* **YOUR TASK**: Copy each line of the records that holds the string "green".
──────── MATERIAL
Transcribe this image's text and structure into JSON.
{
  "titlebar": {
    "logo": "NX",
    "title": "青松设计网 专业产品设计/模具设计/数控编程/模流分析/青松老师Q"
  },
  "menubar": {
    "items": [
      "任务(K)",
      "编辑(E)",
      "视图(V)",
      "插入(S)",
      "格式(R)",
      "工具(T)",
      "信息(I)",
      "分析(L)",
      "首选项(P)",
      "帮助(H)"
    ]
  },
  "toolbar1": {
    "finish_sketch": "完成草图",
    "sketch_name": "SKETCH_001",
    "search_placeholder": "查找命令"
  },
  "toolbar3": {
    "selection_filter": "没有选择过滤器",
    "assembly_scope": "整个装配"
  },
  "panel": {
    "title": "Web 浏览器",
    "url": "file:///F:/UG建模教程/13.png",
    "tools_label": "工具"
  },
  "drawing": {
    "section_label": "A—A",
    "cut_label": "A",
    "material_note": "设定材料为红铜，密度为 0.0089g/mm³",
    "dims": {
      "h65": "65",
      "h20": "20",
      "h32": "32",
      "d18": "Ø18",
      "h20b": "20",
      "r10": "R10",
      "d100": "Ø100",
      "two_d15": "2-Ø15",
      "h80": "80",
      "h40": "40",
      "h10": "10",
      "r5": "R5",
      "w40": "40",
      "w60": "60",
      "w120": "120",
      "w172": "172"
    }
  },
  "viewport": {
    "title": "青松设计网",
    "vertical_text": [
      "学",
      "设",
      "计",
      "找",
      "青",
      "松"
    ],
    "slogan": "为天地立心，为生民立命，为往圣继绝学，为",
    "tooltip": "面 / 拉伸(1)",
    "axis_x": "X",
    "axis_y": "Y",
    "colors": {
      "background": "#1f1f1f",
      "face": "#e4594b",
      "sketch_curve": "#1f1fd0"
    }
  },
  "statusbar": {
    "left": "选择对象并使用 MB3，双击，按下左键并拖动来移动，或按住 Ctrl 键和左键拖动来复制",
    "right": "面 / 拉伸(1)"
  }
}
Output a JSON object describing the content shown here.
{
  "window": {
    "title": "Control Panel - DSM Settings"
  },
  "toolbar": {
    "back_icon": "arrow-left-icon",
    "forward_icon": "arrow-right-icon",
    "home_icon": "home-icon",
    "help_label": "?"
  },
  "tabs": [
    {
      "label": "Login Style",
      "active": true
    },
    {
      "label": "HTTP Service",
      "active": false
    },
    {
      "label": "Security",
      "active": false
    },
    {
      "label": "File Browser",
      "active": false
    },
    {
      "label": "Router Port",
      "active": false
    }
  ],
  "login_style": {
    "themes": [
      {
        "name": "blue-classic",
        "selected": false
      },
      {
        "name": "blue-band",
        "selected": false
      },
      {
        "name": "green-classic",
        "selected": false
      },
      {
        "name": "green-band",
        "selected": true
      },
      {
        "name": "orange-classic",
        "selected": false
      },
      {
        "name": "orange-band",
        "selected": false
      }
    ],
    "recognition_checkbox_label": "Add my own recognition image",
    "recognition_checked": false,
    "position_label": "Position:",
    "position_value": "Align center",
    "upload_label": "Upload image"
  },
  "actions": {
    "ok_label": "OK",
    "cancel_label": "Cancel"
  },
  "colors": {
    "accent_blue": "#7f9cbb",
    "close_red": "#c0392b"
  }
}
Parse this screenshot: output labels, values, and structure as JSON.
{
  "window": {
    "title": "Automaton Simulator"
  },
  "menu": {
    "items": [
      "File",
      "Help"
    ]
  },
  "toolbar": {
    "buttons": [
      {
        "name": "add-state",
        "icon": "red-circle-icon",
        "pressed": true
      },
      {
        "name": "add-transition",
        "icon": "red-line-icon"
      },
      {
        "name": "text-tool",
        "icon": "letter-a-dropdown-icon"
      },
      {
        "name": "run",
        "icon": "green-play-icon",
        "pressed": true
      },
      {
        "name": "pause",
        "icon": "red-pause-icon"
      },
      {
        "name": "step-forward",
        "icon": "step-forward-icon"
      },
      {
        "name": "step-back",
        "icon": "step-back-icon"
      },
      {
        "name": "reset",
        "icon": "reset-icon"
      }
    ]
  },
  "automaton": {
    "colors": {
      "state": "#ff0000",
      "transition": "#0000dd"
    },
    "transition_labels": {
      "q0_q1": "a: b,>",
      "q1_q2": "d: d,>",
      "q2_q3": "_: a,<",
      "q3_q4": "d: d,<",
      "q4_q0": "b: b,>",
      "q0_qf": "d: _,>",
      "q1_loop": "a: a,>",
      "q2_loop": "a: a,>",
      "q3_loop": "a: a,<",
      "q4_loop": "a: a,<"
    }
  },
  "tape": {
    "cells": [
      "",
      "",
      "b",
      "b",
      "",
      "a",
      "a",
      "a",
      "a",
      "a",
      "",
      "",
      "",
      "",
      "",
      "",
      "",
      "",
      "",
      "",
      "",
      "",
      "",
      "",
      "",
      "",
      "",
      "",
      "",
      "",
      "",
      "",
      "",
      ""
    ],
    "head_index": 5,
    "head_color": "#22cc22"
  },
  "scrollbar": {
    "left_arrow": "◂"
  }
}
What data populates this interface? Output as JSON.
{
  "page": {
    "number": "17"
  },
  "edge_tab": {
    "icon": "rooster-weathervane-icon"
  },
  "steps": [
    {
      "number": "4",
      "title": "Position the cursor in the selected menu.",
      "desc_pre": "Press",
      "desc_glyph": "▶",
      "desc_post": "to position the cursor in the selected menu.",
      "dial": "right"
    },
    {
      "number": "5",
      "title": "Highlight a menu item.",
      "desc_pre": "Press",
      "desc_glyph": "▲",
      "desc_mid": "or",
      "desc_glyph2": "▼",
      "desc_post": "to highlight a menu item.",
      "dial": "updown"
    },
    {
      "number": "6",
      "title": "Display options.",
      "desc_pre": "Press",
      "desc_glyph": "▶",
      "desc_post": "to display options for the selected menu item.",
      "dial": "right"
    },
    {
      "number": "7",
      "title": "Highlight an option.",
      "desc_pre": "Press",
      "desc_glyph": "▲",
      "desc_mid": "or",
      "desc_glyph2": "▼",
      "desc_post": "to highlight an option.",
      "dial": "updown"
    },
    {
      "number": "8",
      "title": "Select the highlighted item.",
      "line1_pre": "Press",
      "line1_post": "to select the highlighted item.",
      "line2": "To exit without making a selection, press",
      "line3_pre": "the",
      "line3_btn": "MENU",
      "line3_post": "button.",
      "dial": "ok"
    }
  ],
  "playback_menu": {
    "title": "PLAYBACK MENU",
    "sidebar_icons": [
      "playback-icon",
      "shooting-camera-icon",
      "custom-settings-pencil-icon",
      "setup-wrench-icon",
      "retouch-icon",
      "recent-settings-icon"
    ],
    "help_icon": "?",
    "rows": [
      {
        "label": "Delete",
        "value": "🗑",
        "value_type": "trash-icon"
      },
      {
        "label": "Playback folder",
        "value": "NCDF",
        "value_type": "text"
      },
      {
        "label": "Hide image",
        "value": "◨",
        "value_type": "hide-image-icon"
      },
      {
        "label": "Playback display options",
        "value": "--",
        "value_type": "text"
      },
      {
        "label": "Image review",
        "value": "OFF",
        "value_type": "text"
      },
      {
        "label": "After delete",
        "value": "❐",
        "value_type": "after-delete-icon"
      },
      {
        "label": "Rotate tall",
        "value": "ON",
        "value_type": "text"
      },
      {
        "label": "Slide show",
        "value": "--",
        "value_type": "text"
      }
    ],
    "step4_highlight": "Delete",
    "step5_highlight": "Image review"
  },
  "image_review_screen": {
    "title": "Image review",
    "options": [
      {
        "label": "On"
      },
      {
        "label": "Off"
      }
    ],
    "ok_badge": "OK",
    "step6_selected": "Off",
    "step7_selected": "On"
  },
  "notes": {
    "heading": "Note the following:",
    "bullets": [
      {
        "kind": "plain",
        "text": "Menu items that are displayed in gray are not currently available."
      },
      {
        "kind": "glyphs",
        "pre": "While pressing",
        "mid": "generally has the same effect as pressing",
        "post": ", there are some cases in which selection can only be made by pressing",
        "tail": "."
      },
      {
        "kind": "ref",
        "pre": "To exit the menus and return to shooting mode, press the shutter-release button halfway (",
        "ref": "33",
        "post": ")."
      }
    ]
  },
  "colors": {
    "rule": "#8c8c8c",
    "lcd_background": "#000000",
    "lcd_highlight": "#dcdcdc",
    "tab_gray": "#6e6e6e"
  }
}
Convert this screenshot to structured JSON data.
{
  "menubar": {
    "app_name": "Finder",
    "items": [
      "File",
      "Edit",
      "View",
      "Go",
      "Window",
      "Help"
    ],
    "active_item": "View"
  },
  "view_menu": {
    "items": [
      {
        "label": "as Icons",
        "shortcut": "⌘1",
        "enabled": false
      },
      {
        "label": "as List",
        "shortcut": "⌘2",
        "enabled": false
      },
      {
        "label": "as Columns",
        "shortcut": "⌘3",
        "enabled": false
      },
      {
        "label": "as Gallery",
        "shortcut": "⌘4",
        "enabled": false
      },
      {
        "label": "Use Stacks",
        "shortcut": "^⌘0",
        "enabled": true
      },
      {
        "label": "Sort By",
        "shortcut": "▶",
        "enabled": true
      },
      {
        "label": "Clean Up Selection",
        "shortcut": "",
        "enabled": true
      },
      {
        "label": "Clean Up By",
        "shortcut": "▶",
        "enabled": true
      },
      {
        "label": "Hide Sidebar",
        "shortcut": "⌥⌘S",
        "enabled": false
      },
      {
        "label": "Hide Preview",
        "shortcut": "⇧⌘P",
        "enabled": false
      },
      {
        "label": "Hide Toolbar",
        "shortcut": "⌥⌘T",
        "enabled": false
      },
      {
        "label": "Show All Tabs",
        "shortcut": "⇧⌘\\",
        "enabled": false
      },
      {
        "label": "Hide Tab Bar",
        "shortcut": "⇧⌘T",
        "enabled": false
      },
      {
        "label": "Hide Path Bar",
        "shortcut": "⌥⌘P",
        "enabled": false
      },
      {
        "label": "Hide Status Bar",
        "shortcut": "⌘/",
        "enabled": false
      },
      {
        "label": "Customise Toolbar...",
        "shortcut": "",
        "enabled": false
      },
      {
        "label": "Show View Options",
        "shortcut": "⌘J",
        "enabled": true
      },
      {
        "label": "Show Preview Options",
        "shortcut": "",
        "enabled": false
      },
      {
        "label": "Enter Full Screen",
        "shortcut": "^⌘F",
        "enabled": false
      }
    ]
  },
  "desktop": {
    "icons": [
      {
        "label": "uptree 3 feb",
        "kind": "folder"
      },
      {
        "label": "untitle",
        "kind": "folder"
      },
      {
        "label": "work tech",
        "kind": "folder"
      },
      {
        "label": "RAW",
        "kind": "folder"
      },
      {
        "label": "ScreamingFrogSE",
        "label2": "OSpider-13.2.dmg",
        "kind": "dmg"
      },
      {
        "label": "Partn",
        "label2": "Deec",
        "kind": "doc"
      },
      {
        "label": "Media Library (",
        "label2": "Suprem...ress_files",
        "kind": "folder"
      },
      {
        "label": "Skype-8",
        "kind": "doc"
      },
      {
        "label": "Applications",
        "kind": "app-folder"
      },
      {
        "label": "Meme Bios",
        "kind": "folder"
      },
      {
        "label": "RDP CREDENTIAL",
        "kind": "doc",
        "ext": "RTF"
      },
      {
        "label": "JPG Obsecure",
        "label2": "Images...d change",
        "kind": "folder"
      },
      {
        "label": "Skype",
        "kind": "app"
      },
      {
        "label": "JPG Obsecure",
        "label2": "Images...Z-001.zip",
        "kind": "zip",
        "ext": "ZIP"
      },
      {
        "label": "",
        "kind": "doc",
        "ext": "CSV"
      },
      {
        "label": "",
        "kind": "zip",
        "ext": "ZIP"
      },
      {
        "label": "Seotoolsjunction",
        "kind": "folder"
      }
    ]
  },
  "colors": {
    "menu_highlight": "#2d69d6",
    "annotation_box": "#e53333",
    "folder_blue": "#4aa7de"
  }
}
────────────────
* **EXERCISE ANSWER**:
        "name": "green-classic",
        "name": "green-band",
        "icon": "green-play-icon",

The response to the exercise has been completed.